** Start of Given records **

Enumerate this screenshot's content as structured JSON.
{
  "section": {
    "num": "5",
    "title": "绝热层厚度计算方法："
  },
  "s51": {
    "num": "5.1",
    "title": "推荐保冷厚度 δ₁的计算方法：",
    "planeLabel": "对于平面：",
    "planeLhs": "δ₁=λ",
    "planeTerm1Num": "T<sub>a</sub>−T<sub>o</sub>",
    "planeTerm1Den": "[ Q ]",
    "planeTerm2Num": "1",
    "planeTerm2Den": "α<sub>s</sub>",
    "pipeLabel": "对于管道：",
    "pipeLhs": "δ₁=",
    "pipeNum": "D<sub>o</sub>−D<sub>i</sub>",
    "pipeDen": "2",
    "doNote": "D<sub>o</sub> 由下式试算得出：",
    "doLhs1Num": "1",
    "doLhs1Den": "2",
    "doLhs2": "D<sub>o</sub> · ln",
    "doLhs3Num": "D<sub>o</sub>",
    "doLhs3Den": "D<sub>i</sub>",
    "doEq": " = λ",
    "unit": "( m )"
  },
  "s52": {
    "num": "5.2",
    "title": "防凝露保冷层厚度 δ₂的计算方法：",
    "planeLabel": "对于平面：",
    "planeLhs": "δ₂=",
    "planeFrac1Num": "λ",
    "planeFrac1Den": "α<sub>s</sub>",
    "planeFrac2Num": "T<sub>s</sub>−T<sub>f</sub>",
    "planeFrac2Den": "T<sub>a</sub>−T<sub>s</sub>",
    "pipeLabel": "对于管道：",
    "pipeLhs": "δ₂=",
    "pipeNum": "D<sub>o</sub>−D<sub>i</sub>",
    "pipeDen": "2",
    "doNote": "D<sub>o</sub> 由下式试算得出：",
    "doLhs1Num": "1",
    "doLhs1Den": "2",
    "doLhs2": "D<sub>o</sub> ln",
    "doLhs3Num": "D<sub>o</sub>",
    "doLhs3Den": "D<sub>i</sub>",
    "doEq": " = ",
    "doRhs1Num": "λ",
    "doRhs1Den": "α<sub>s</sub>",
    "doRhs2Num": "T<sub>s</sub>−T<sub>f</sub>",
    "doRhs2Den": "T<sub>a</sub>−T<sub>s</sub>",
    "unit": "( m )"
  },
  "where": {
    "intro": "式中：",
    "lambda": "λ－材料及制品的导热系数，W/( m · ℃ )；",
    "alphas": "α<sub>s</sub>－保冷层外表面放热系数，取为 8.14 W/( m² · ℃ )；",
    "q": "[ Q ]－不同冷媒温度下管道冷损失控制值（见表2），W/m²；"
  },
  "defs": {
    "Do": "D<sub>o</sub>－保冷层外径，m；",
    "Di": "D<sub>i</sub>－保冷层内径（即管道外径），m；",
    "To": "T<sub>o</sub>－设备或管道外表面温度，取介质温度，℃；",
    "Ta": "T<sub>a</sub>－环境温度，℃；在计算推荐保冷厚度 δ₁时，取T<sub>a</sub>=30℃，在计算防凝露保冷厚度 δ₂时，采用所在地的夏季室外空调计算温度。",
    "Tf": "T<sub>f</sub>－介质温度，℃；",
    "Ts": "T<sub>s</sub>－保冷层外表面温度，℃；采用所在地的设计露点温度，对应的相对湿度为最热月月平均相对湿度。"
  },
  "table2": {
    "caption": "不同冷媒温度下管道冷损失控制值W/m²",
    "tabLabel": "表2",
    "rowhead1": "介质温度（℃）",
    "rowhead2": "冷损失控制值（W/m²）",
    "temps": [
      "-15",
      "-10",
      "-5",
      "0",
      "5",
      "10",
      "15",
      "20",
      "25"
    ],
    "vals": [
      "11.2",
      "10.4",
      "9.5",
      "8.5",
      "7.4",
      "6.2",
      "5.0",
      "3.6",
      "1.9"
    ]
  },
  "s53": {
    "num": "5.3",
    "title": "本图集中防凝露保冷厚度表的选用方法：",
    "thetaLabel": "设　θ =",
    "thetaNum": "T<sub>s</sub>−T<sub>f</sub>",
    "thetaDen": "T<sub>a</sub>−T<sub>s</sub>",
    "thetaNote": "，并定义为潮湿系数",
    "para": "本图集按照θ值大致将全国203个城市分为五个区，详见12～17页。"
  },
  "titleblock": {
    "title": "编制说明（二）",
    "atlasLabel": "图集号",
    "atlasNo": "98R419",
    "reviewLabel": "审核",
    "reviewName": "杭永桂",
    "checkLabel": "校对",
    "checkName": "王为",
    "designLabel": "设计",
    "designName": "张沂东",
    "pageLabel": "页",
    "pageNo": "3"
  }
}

** End of Given records **
** Start of Given records **

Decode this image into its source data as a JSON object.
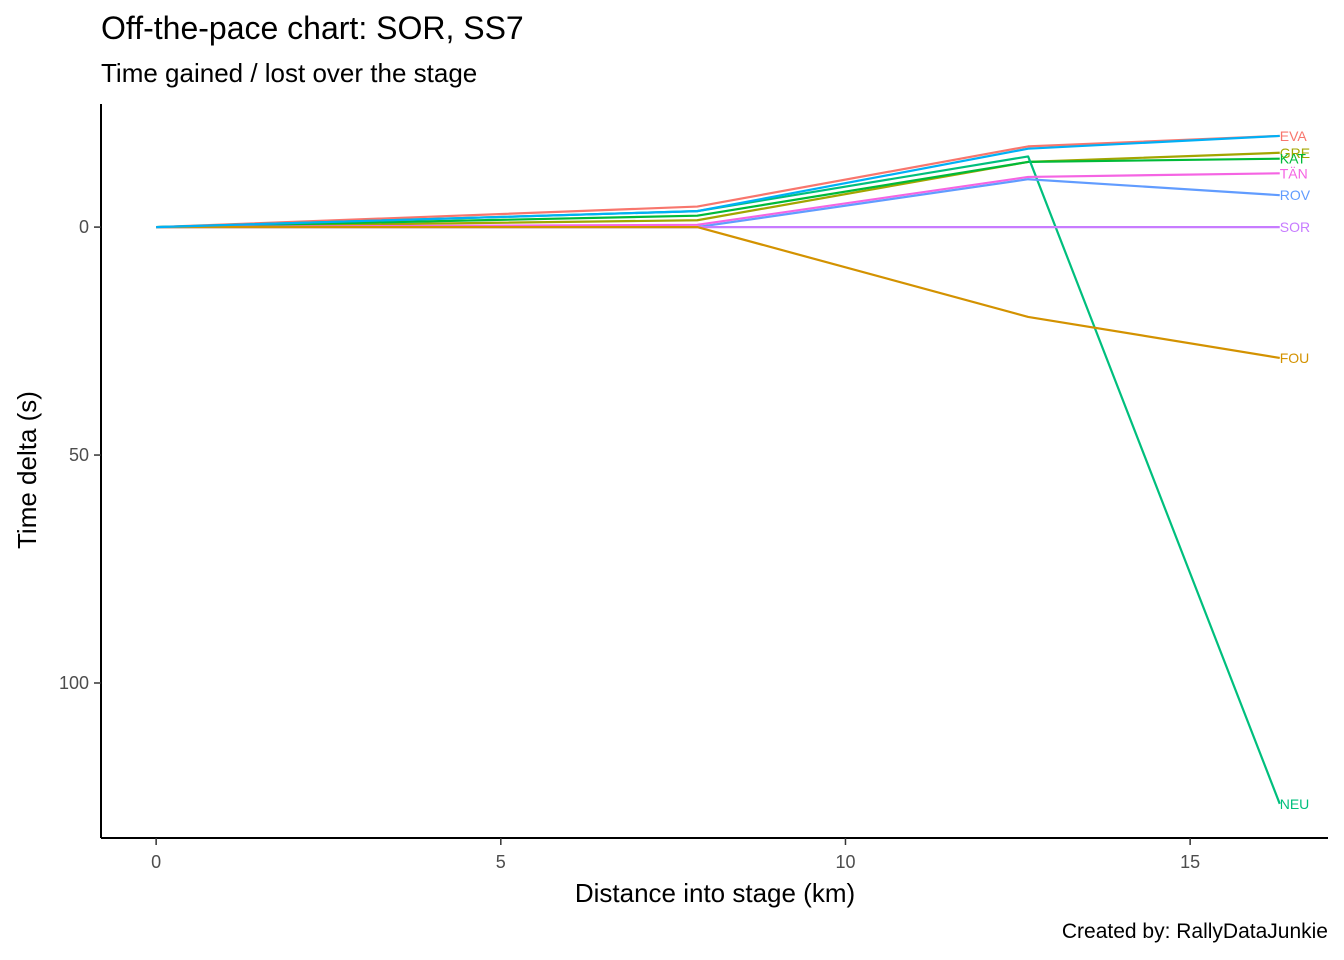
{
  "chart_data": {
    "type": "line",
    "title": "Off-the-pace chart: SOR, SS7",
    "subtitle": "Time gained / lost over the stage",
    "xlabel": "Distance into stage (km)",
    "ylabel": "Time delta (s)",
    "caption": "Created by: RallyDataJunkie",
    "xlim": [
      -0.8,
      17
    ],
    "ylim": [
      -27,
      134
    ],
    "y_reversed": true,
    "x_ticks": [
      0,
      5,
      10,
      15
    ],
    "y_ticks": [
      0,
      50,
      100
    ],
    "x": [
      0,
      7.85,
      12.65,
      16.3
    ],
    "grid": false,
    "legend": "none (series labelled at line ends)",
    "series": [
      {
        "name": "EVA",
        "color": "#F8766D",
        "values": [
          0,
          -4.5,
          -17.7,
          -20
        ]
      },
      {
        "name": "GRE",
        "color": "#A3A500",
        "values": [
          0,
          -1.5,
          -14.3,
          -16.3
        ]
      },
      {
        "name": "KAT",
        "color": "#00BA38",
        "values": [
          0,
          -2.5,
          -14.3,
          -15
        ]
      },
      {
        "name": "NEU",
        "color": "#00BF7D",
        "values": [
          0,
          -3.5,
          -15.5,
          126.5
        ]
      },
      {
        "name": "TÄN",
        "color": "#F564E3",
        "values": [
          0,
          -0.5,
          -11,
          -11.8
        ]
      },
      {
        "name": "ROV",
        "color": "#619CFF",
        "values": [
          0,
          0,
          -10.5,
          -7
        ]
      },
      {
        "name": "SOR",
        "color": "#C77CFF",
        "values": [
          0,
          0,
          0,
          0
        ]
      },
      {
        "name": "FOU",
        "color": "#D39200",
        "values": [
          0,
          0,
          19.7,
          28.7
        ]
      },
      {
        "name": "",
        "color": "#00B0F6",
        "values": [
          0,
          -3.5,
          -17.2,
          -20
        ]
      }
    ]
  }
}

** End of Given records **

Direction →
Copy out each line of the records where the string "caption" appears.

Complete output →
    "caption": "不同冷媒温度下管道冷损失控制值W/m²",
    "caption": "Created by: RallyDataJunkie",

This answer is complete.